++++ RECORDS SUPPLIED
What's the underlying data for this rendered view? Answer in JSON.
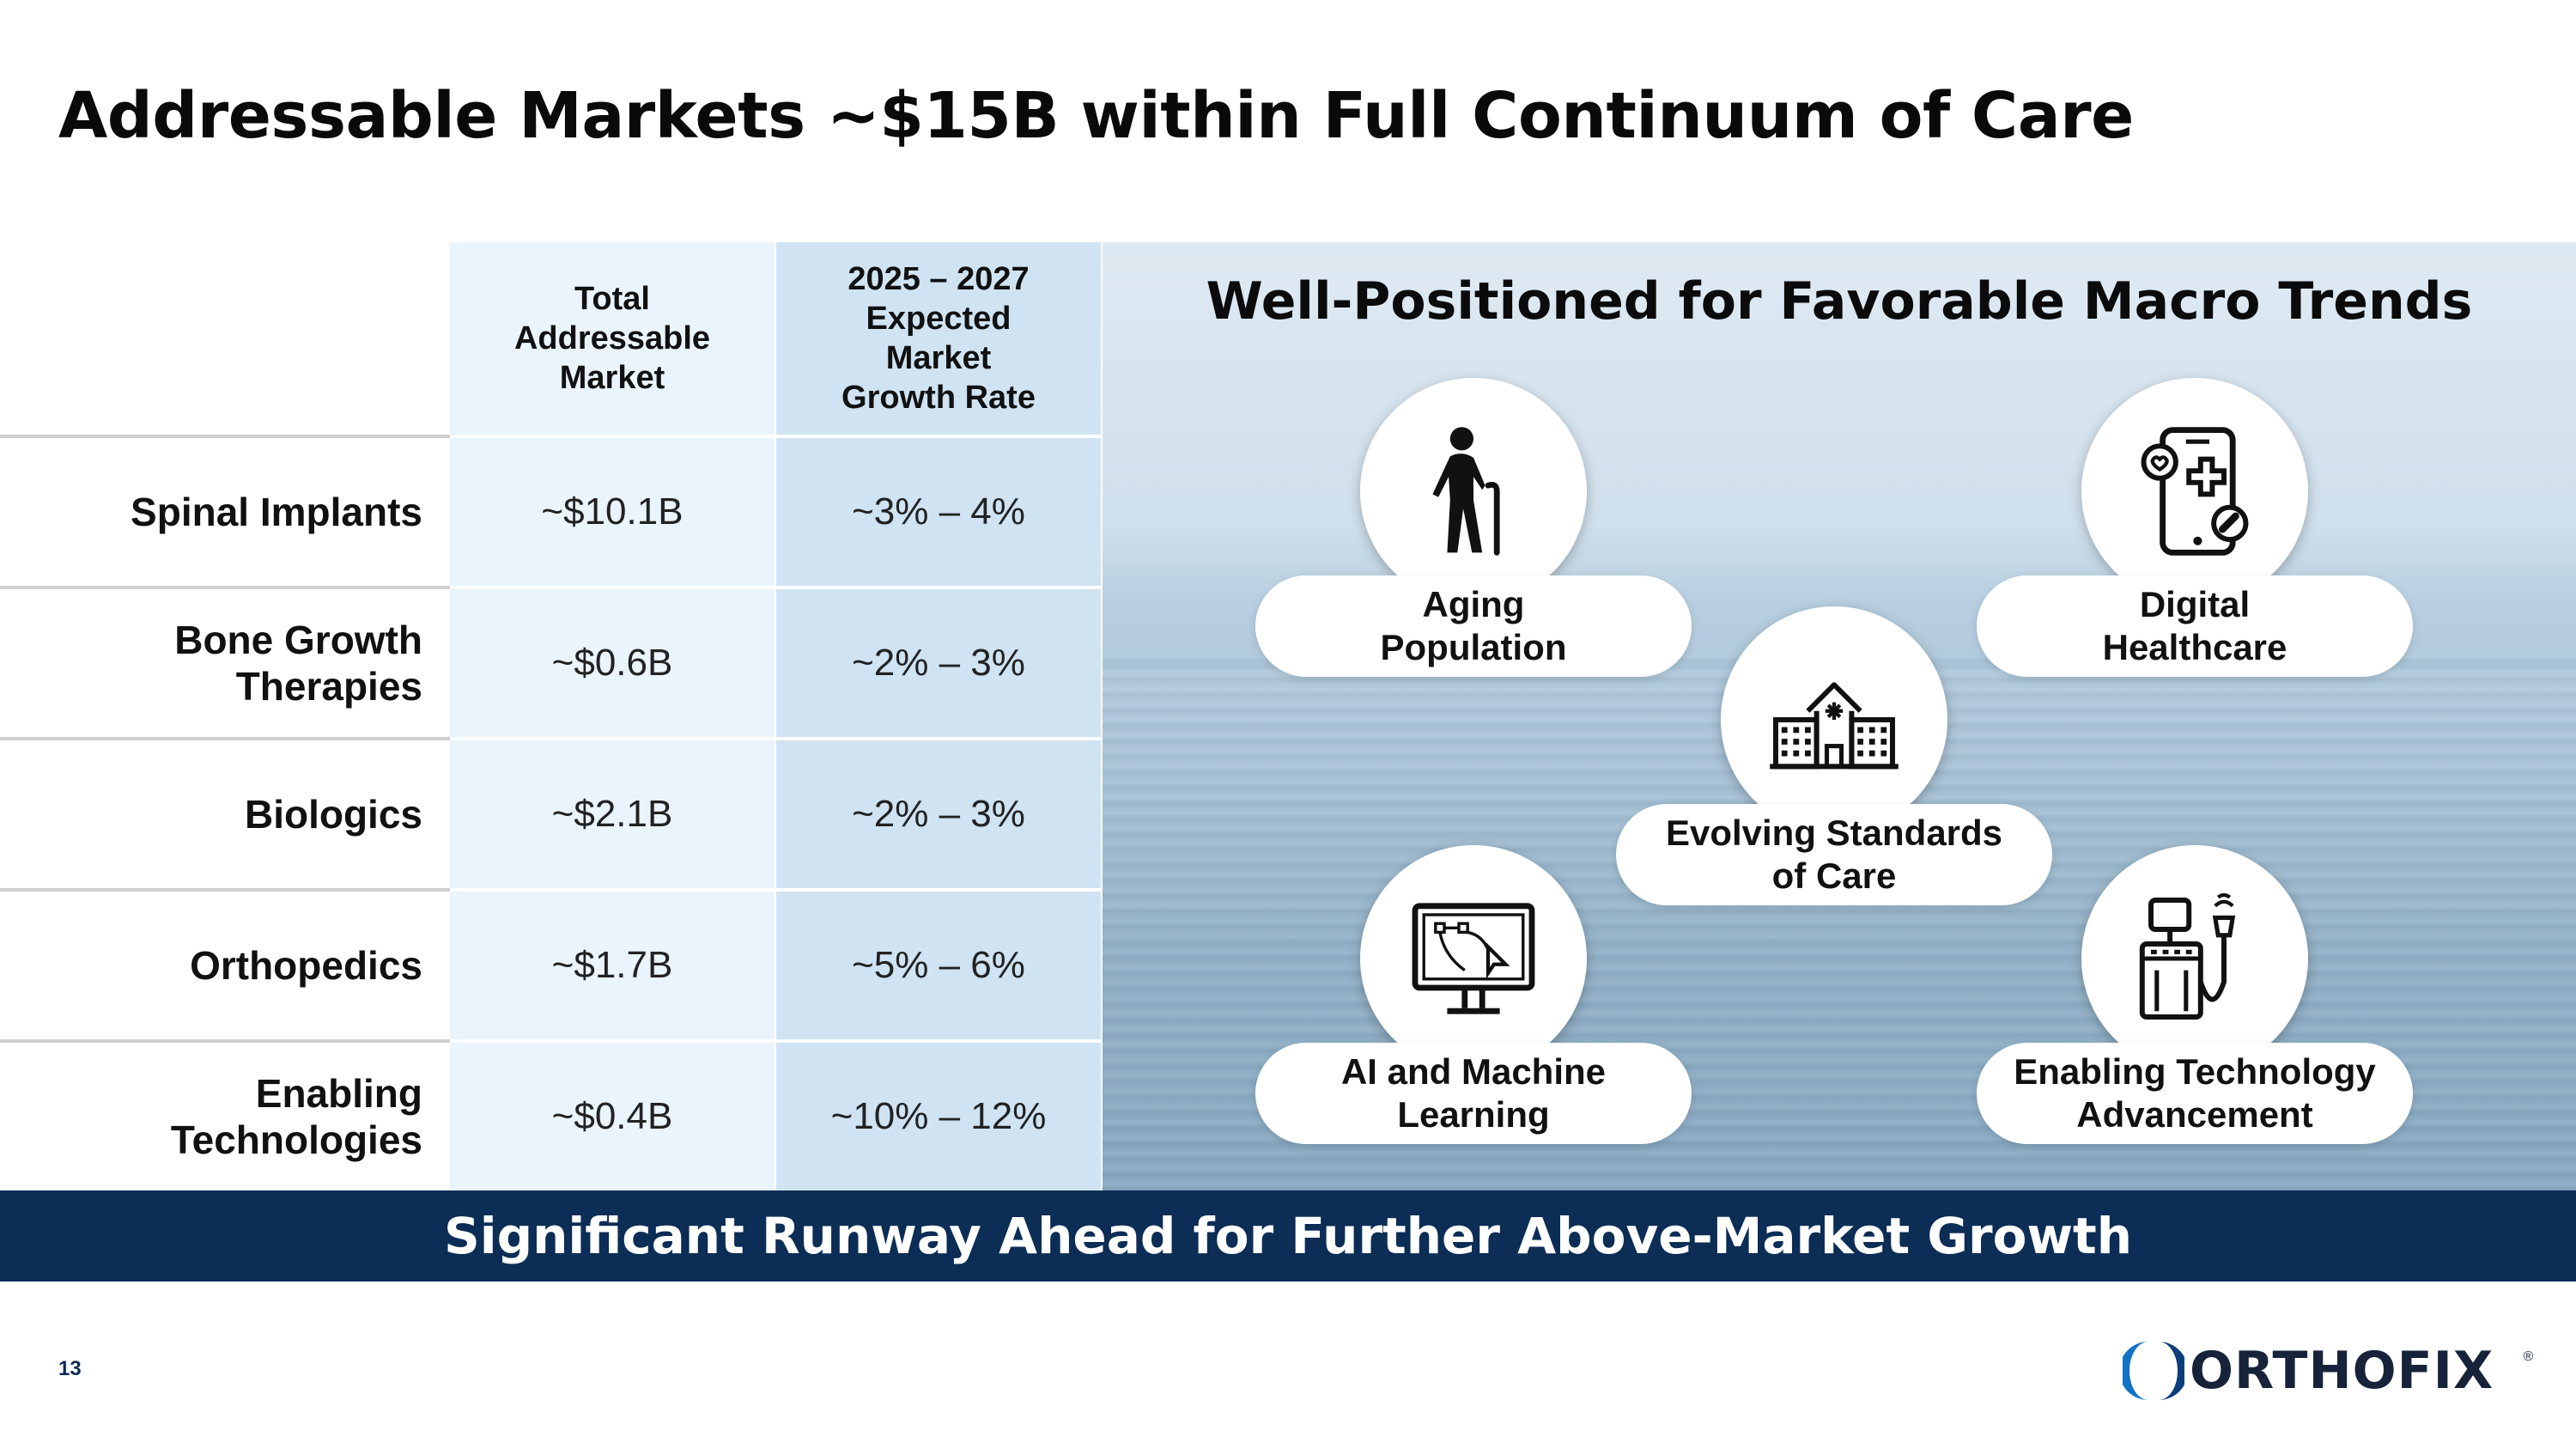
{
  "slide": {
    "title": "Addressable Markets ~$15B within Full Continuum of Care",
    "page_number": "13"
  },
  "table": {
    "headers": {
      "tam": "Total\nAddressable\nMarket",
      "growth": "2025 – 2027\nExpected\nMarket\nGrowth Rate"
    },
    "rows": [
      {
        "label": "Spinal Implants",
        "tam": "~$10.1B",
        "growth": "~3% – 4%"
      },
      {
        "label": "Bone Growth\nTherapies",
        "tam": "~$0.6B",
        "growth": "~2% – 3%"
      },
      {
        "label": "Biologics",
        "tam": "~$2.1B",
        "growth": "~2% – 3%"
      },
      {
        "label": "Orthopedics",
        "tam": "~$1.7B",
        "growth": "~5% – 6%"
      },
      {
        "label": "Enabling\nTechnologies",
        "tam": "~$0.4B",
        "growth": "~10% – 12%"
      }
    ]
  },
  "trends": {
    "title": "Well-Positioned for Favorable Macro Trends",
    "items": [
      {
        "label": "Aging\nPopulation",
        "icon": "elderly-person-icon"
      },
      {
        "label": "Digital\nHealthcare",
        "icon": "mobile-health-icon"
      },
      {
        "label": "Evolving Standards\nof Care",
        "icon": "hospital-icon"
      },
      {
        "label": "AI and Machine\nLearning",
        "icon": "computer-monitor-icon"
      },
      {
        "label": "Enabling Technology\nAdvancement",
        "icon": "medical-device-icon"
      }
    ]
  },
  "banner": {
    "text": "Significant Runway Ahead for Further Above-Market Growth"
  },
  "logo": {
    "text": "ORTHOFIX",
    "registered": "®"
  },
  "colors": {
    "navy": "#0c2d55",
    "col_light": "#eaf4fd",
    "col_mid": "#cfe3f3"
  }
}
++++++++
WRITTEN PROBLEM |
Pictures are excluded; copy every other part of the records exactly.

REPLY TO THE EXERCISE |
What's the underlying data for this rendered view? Answer in JSON.
{
  "slide": {
    "title": "Addressable Markets ~$15B within Full Continuum of Care",
    "page_number": "13"
  },
  "table": {
    "headers": {
      "tam": "Total\nAddressable\nMarket",
      "growth": "2025 – 2027\nExpected\nMarket\nGrowth Rate"
    },
    "rows": [
      {
        "label": "Spinal Implants",
        "tam": "~$10.1B",
        "growth": "~3% – 4%"
      },
      {
        "label": "Bone Growth\nTherapies",
        "tam": "~$0.6B",
        "growth": "~2% – 3%"
      },
      {
        "label": "Biologics",
        "tam": "~$2.1B",
        "growth": "~2% – 3%"
      },
      {
        "label": "Orthopedics",
        "tam": "~$1.7B",
        "growth": "~5% – 6%"
      },
      {
        "label": "Enabling\nTechnologies",
        "tam": "~$0.4B",
        "growth": "~10% – 12%"
      }
    ]
  },
  "trends": {
    "title": "Well-Positioned for Favorable Macro Trends",
    "items": [
      {
        "label": "Aging\nPopulation",
        "icon": "elderly-person-icon"
      },
      {
        "label": "Digital\nHealthcare",
        "icon": "mobile-health-icon"
      },
      {
        "label": "Evolving Standards\nof Care",
        "icon": "hospital-icon"
      },
      {
        "label": "AI and Machine\nLearning",
        "icon": "computer-monitor-icon"
      },
      {
        "label": "Enabling Technology\nAdvancement",
        "icon": "medical-device-icon"
      }
    ]
  },
  "banner": {
    "text": "Significant Runway Ahead for Further Above-Market Growth"
  },
  "logo": {
    "text": "ORTHOFIX",
    "registered": "®"
  },
  "colors": {
    "navy": "#0c2d55",
    "col_light": "#eaf4fd",
    "col_mid": "#cfe3f3"
  }
}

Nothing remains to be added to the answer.